===== The records =====

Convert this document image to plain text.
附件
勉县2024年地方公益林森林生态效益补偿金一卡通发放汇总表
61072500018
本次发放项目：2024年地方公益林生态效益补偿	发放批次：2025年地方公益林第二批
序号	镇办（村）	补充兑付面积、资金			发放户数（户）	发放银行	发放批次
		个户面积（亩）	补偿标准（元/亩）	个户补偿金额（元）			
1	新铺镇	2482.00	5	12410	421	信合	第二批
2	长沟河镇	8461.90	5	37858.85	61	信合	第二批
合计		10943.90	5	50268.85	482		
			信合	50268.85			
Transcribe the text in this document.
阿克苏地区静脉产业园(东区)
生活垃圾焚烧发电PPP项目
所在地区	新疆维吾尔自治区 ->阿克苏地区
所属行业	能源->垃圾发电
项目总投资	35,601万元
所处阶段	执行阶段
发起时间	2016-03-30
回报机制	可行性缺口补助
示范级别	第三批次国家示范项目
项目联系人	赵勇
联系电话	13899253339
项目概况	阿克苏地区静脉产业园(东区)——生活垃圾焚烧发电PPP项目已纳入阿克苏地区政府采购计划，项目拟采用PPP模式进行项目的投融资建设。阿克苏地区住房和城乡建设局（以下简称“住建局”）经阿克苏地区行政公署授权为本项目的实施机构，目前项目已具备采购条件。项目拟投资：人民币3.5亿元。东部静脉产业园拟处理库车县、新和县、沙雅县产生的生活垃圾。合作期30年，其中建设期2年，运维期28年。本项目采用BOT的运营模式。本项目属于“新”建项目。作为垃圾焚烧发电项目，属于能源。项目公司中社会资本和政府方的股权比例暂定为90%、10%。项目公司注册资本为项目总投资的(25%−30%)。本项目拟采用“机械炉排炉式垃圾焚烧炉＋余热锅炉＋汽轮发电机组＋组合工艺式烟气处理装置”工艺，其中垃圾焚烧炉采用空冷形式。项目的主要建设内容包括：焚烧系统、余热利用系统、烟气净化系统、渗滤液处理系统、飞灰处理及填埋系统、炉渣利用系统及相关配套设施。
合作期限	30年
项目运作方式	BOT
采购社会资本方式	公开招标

=====

Problem to work on →
Output the line holding "Transcribe the text in this document.", then every later line through the end of the records above, exactly as given and nothing else.

The reply →
Transcribe the text in this document.
阿克苏地区静脉产业园(东区)
生活垃圾焚烧发电PPP项目
所在地区	新疆维吾尔自治区 ->阿克苏地区
所属行业	能源->垃圾发电
项目总投资	35,601万元
所处阶段	执行阶段
发起时间	2016-03-30
回报机制	可行性缺口补助
示范级别	第三批次国家示范项目
项目联系人	赵勇
联系电话	13899253339
项目概况	阿克苏地区静脉产业园(东区)——生活垃圾焚烧发电PPP项目已纳入阿克苏地区政府采购计划，项目拟采用PPP模式进行项目的投融资建设。阿克苏地区住房和城乡建设局（以下简称“住建局”）经阿克苏地区行政公署授权为本项目的实施机构，目前项目已具备采购条件。项目拟投资：人民币3.5亿元。东部静脉产业园拟处理库车县、新和县、沙雅县产生的生活垃圾。合作期30年，其中建设期2年，运维期28年。本项目采用BOT的运营模式。本项目属于“新”建项目。作为垃圾焚烧发电项目，属于能源。项目公司中社会资本和政府方的股权比例暂定为90%、10%。项目公司注册资本为项目总投资的(25%−30%)。本项目拟采用“机械炉排炉式垃圾焚烧炉＋余热锅炉＋汽轮发电机组＋组合工艺式烟气处理装置”工艺，其中垃圾焚烧炉采用空冷形式。项目的主要建设内容包括：焚烧系统、余热利用系统、烟气净化系统、渗滤液处理系统、飞灰处理及填埋系统、炉渣利用系统及相关配套设施。
合作期限	30年
项目运作方式	BOT
采购社会资本方式	公开招标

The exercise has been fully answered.